■ **Exercise directions**: Print the full listing exactly.

■ **Source records**:
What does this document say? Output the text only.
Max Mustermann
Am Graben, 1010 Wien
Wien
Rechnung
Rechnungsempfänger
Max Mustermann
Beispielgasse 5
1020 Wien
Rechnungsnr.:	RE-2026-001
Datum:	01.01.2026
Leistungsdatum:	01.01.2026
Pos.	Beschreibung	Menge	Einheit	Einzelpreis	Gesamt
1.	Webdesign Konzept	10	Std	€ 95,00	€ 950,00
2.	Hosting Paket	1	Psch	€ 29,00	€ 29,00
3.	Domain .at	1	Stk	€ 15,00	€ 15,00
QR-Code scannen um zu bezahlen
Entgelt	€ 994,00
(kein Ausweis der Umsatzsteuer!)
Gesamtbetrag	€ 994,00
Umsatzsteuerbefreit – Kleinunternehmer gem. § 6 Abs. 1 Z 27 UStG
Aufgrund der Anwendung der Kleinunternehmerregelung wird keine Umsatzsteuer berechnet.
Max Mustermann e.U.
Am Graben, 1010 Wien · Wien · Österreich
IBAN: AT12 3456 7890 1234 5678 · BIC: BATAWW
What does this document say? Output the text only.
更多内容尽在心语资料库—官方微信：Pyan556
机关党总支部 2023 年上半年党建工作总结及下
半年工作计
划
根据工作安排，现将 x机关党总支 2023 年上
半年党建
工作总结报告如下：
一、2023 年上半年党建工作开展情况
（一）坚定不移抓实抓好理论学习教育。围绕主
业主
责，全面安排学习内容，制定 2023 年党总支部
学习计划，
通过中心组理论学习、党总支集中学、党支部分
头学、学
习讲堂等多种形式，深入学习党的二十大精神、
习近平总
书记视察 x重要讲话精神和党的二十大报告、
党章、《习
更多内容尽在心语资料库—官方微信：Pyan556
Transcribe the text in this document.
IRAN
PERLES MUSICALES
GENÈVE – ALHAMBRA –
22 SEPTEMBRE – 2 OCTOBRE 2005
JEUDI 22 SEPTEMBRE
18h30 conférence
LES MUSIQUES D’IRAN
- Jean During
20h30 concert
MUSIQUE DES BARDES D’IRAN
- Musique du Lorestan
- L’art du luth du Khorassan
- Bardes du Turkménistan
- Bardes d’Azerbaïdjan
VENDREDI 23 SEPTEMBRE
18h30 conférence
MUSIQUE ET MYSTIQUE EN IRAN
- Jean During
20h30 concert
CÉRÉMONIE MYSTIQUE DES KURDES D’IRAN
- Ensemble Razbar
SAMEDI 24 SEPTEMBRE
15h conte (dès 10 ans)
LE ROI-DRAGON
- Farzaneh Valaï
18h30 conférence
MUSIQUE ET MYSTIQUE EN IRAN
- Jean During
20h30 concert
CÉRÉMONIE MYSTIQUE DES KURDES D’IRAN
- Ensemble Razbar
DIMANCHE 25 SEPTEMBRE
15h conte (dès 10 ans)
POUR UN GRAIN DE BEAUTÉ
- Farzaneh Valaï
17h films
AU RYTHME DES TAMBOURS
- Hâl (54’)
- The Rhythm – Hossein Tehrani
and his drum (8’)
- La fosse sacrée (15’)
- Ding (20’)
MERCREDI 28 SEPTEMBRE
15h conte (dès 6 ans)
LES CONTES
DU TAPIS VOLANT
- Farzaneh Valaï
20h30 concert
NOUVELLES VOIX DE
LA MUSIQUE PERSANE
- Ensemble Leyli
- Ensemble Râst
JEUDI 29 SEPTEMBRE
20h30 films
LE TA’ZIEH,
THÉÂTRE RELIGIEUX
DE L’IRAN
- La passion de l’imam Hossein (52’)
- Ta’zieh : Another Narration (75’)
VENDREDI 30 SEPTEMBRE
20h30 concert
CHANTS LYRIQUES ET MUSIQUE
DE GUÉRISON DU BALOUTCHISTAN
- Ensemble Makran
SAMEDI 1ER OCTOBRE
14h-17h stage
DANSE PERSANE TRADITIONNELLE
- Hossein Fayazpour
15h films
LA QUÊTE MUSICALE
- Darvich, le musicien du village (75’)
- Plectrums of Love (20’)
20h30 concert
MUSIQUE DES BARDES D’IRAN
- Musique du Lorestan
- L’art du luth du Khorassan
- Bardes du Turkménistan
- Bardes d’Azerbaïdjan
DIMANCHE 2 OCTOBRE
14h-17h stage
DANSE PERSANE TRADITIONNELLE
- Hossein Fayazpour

■ **Full output**:
What does this document say? Output the text only.
Max Mustermann
Am Graben, 1010 Wien
Wien
Rechnung
Rechnungsempfänger
Max Mustermann
Beispielgasse 5
1020 Wien
Rechnungsnr.:	RE-2026-001
Datum:	01.01.2026
Leistungsdatum:	01.01.2026
Pos.	Beschreibung	Menge	Einheit	Einzelpreis	Gesamt
1.	Webdesign Konzept	10	Std	€ 95,00	€ 950,00
2.	Hosting Paket	1	Psch	€ 29,00	€ 29,00
3.	Domain .at	1	Stk	€ 15,00	€ 15,00
QR-Code scannen um zu bezahlen
Entgelt	€ 994,00
(kein Ausweis der Umsatzsteuer!)
Gesamtbetrag	€ 994,00
Umsatzsteuerbefreit – Kleinunternehmer gem. § 6 Abs. 1 Z 27 UStG
Aufgrund der Anwendung der Kleinunternehmerregelung wird keine Umsatzsteuer berechnet.
Max Mustermann e.U.
Am Graben, 1010 Wien · Wien · Österreich
IBAN: AT12 3456 7890 1234 5678 · BIC: BATAWW
What does this document say? Output the text only.
更多内容尽在心语资料库—官方微信：Pyan556
机关党总支部 2023 年上半年党建工作总结及下
半年工作计
划
根据工作安排，现将 x机关党总支 2023 年上
半年党建
工作总结报告如下：
一、2023 年上半年党建工作开展情况
（一）坚定不移抓实抓好理论学习教育。围绕主
业主
责，全面安排学习内容，制定 2023 年党总支部
学习计划，
通过中心组理论学习、党总支集中学、党支部分
头学、学
习讲堂等多种形式，深入学习党的二十大精神、
习近平总
书记视察 x重要讲话精神和党的二十大报告、
党章、《习
更多内容尽在心语资料库—官方微信：Pyan556
Transcribe the text in this document.
IRAN
PERLES MUSICALES
GENÈVE – ALHAMBRA –
22 SEPTEMBRE – 2 OCTOBRE 2005
JEUDI 22 SEPTEMBRE
18h30 conférence
LES MUSIQUES D’IRAN
- Jean During
20h30 concert
MUSIQUE DES BARDES D’IRAN
- Musique du Lorestan
- L’art du luth du Khorassan
- Bardes du Turkménistan
- Bardes d’Azerbaïdjan
VENDREDI 23 SEPTEMBRE
18h30 conférence
MUSIQUE ET MYSTIQUE EN IRAN
- Jean During
20h30 concert
CÉRÉMONIE MYSTIQUE DES KURDES D’IRAN
- Ensemble Razbar
SAMEDI 24 SEPTEMBRE
15h conte (dès 10 ans)
LE ROI-DRAGON
- Farzaneh Valaï
18h30 conférence
MUSIQUE ET MYSTIQUE EN IRAN
- Jean During
20h30 concert
CÉRÉMONIE MYSTIQUE DES KURDES D’IRAN
- Ensemble Razbar
DIMANCHE 25 SEPTEMBRE
15h conte (dès 10 ans)
POUR UN GRAIN DE BEAUTÉ
- Farzaneh Valaï
17h films
AU RYTHME DES TAMBOURS
- Hâl (54’)
- The Rhythm – Hossein Tehrani
and his drum (8’)
- La fosse sacrée (15’)
- Ding (20’)
MERCREDI 28 SEPTEMBRE
15h conte (dès 6 ans)
LES CONTES
DU TAPIS VOLANT
- Farzaneh Valaï
20h30 concert
NOUVELLES VOIX DE
LA MUSIQUE PERSANE
- Ensemble Leyli
- Ensemble Râst
JEUDI 29 SEPTEMBRE
20h30 films
LE TA’ZIEH,
THÉÂTRE RELIGIEUX
DE L’IRAN
- La passion de l’imam Hossein (52’)
- Ta’zieh : Another Narration (75’)
VENDREDI 30 SEPTEMBRE
20h30 concert
CHANTS LYRIQUES ET MUSIQUE
DE GUÉRISON DU BALOUTCHISTAN
- Ensemble Makran
SAMEDI 1ER OCTOBRE
14h-17h stage
DANSE PERSANE TRADITIONNELLE
- Hossein Fayazpour
15h films
LA QUÊTE MUSICALE
- Darvich, le musicien du village (75’)
- Plectrums of Love (20’)
20h30 concert
MUSIQUE DES BARDES D’IRAN
- Musique du Lorestan
- L’art du luth du Khorassan
- Bardes du Turkménistan
- Bardes d’Azerbaïdjan
DIMANCHE 2 OCTOBRE
14h-17h stage
DANSE PERSANE TRADITIONNELLE
- Hossein Fayazpour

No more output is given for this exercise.